§ **The problem**
Copy, from the entries below, each line in which the string "Modes" appears.

Data extracted from a collection
--------

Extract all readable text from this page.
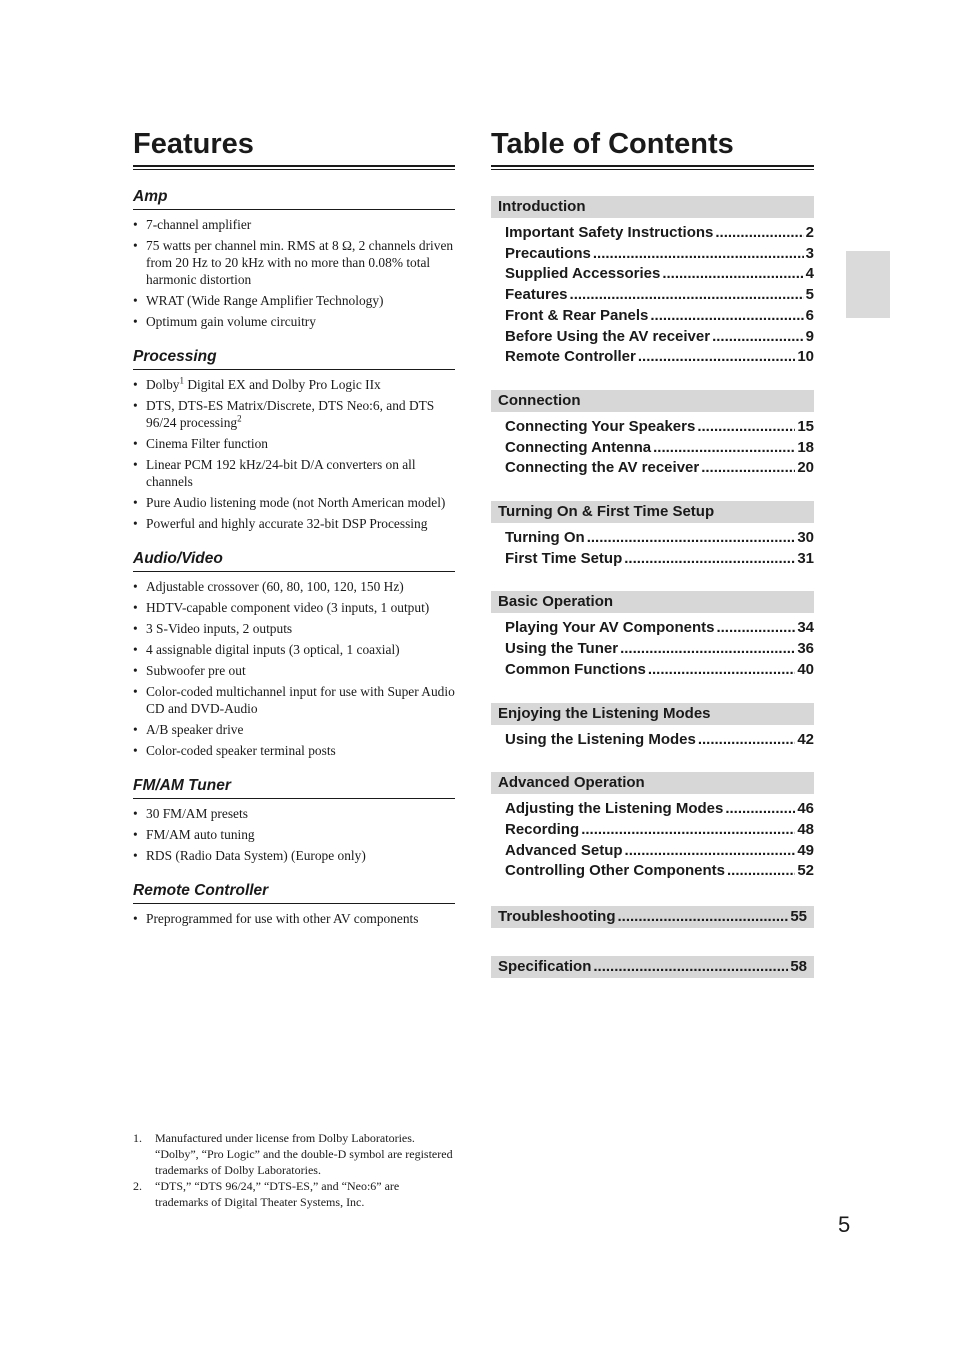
Features
Amp
• 7-channel amplifier
• 75 watts per channel min. RMS at 8 Ω, 2 channels driven from 20 Hz to 20 kHz with no more than 0.08% total harmonic distortion
• WRAT (Wide Range Amplifier Technology)
• Optimum gain volume circuitry
Processing
• Dolby$^1$ Digital EX and Dolby Pro Logic IIx
• DTS, DTS-ES Matrix/Discrete, DTS Neo:6, and DTS 96/24 processing$^2$
• Cinema Filter function
• Linear PCM 192 kHz/24-bit D/A converters on all channels
• Pure Audio listening mode (not North American model)
• Powerful and highly accurate 32-bit DSP Processing
Audio/Video
• Adjustable crossover (60, 80, 100, 120, 150 Hz)
• HDTV-capable component video (3 inputs, 1 output)
• 3 S-Video inputs, 2 outputs
• 4 assignable digital inputs (3 optical, 1 coaxial)
• Subwoofer pre out
• Color-coded multichannel input for use with Super Audio CD and DVD-Audio
• A/B speaker drive
• Color-coded speaker terminal posts
FM/AM Tuner
• 30 FM/AM presets
• FM/AM auto tuning
• RDS (Radio Data System) (Europe only)
Remote Controller
• Preprogrammed for use with other AV components
Table of Contents
Introduction
Important Safety Instructions .....	2
Precautions .....	3
Supplied Accessories .....	4
Features .....	5
Front & Rear Panels .....	6
Before Using the AV receiver .....	9
Remote Controller .....	10
Connection
Connecting Your Speakers .....	15
Connecting Antenna .....	18
Connecting the AV receiver .....	20
Turning On & First Time Setup
Turning On .....	30
First Time Setup .....	31
Basic Operation
Playing Your AV Components .....	34
Using the Tuner .....	36
Common Functions .....	40
Enjoying the Listening Modes
Using the Listening Modes .....	42
Advanced Operation
Adjusting the Listening Modes .....	46
Recording .....	48
Advanced Setup .....	49
Controlling Other Components .....	52
Troubleshooting .....	55
Specification .....	58
1. Manufactured under license from Dolby Laboratories. “Dolby”, “Pro Logic” and the double-D symbol are registered trademarks of Dolby Laboratories.
2. “DTS,” “DTS 96/24,” “DTS-ES,” and “Neo:6” are trademarks of Digital Theater Systems, Inc.
5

--------

§ **The solution**
Enjoying the Listening Modes
Using the Listening Modes .....	42
Adjusting the Listening Modes .....	46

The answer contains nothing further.